Task statement:
Retype the whole listing below, character for character.

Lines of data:
▬▬▬▬▬▬

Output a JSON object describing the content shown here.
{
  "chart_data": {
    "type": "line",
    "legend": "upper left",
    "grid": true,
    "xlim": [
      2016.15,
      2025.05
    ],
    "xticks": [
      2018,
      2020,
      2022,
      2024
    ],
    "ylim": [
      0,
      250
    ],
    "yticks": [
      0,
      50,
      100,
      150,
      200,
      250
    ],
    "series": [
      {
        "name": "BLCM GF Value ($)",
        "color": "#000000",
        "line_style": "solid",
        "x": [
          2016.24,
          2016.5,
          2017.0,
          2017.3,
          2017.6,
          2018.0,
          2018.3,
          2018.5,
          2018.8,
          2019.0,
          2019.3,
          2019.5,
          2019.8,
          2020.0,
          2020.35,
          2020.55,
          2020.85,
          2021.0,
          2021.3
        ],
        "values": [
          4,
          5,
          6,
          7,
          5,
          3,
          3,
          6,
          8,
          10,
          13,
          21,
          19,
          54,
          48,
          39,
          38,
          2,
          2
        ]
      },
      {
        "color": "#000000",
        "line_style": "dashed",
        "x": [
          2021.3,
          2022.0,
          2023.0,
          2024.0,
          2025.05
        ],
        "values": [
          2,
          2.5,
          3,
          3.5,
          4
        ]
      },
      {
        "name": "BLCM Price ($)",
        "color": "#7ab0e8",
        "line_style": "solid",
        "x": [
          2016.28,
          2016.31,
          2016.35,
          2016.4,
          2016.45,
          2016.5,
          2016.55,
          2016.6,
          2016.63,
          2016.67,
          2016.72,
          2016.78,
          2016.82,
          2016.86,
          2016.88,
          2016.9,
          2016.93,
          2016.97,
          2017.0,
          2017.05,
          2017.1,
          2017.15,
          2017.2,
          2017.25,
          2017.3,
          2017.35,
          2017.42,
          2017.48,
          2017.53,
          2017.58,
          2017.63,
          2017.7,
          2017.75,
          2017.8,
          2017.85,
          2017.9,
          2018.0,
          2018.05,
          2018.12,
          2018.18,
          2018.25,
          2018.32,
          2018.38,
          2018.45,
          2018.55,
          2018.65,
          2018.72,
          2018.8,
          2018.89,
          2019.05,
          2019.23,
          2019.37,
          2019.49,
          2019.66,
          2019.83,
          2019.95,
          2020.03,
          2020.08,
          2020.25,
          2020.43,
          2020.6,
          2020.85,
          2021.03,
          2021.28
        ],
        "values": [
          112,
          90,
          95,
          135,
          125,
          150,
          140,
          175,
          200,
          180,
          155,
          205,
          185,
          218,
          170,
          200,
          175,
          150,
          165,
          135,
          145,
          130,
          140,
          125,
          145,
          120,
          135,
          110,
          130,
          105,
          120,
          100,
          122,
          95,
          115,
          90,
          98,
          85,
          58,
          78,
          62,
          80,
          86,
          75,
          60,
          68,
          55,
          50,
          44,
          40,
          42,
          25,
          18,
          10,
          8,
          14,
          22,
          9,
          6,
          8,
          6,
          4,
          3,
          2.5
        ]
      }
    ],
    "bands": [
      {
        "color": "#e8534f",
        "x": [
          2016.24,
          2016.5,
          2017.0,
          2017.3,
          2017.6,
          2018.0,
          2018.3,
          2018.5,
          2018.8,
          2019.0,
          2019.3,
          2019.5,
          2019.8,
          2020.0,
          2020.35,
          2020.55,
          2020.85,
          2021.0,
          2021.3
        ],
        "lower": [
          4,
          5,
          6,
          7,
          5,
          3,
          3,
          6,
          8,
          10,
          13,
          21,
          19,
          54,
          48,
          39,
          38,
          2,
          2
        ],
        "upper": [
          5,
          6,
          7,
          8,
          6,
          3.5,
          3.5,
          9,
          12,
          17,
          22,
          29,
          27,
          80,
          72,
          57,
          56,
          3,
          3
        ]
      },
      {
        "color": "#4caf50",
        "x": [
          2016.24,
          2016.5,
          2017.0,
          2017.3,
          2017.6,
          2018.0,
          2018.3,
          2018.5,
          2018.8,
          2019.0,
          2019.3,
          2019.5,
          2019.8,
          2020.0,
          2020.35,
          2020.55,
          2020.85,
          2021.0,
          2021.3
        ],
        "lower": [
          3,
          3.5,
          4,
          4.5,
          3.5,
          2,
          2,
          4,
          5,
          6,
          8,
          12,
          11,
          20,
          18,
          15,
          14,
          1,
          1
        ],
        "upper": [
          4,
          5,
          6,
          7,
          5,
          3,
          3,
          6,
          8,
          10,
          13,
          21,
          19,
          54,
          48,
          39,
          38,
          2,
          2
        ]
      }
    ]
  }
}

▬▬▬▬▬▬

Written solution:
Output a JSON object describing the content shown here.
{
  "chart_data": {
    "type": "line",
    "legend": "upper left",
    "grid": true,
    "xlim": [
      2016.15,
      2025.05
    ],
    "xticks": [
      2018,
      2020,
      2022,
      2024
    ],
    "ylim": [
      0,
      250
    ],
    "yticks": [
      0,
      50,
      100,
      150,
      200,
      250
    ],
    "series": [
      {
        "name": "BLCM GF Value ($)",
        "color": "#000000",
        "line_style": "solid",
        "x": [
          2016.24,
          2016.5,
          2017.0,
          2017.3,
          2017.6,
          2018.0,
          2018.3,
          2018.5,
          2018.8,
          2019.0,
          2019.3,
          2019.5,
          2019.8,
          2020.0,
          2020.35,
          2020.55,
          2020.85,
          2021.0,
          2021.3
        ],
        "values": [
          4,
          5,
          6,
          7,
          5,
          3,
          3,
          6,
          8,
          10,
          13,
          21,
          19,
          54,
          48,
          39,
          38,
          2,
          2
        ]
      },
      {
        "color": "#000000",
        "line_style": "dashed",
        "x": [
          2021.3,
          2022.0,
          2023.0,
          2024.0,
          2025.05
        ],
        "values": [
          2,
          2.5,
          3,
          3.5,
          4
        ]
      },
      {
        "name": "BLCM Price ($)",
        "color": "#7ab0e8",
        "line_style": "solid",
        "x": [
          2016.28,
          2016.31,
          2016.35,
          2016.4,
          2016.45,
          2016.5,
          2016.55,
          2016.6,
          2016.63,
          2016.67,
          2016.72,
          2016.78,
          2016.82,
          2016.86,
          2016.88,
          2016.9,
          2016.93,
          2016.97,
          2017.0,
          2017.05,
          2017.1,
          2017.15,
          2017.2,
          2017.25,
          2017.3,
          2017.35,
          2017.42,
          2017.48,
          2017.53,
          2017.58,
          2017.63,
          2017.7,
          2017.75,
          2017.8,
          2017.85,
          2017.9,
          2018.0,
          2018.05,
          2018.12,
          2018.18,
          2018.25,
          2018.32,
          2018.38,
          2018.45,
          2018.55,
          2018.65,
          2018.72,
          2018.8,
          2018.89,
          2019.05,
          2019.23,
          2019.37,
          2019.49,
          2019.66,
          2019.83,
          2019.95,
          2020.03,
          2020.08,
          2020.25,
          2020.43,
          2020.6,
          2020.85,
          2021.03,
          2021.28
        ],
        "values": [
          112,
          90,
          95,
          135,
          125,
          150,
          140,
          175,
          200,
          180,
          155,
          205,
          185,
          218,
          170,
          200,
          175,
          150,
          165,
          135,
          145,
          130,
          140,
          125,
          145,
          120,
          135,
          110,
          130,
          105,
          120,
          100,
          122,
          95,
          115,
          90,
          98,
          85,
          58,
          78,
          62,
          80,
          86,
          75,
          60,
          68,
          55,
          50,
          44,
          40,
          42,
          25,
          18,
          10,
          8,
          14,
          22,
          9,
          6,
          8,
          6,
          4,
          3,
          2.5
        ]
      }
    ],
    "bands": [
      {
        "color": "#e8534f",
        "x": [
          2016.24,
          2016.5,
          2017.0,
          2017.3,
          2017.6,
          2018.0,
          2018.3,
          2018.5,
          2018.8,
          2019.0,
          2019.3,
          2019.5,
          2019.8,
          2020.0,
          2020.35,
          2020.55,
          2020.85,
          2021.0,
          2021.3
        ],
        "lower": [
          4,
          5,
          6,
          7,
          5,
          3,
          3,
          6,
          8,
          10,
          13,
          21,
          19,
          54,
          48,
          39,
          38,
          2,
          2
        ],
        "upper": [
          5,
          6,
          7,
          8,
          6,
          3.5,
          3.5,
          9,
          12,
          17,
          22,
          29,
          27,
          80,
          72,
          57,
          56,
          3,
          3
        ]
      },
      {
        "color": "#4caf50",
        "x": [
          2016.24,
          2016.5,
          2017.0,
          2017.3,
          2017.6,
          2018.0,
          2018.3,
          2018.5,
          2018.8,
          2019.0,
          2019.3,
          2019.5,
          2019.8,
          2020.0,
          2020.35,
          2020.55,
          2020.85,
          2021.0,
          2021.3
        ],
        "lower": [
          3,
          3.5,
          4,
          4.5,
          3.5,
          2,
          2,
          4,
          5,
          6,
          8,
          12,
          11,
          20,
          18,
          15,
          14,
          1,
          1
        ],
        "upper": [
          4,
          5,
          6,
          7,
          5,
          3,
          3,
          6,
          8,
          10,
          13,
          21,
          19,
          54,
          48,
          39,
          38,
          2,
          2
        ]
      }
    ]
  }
}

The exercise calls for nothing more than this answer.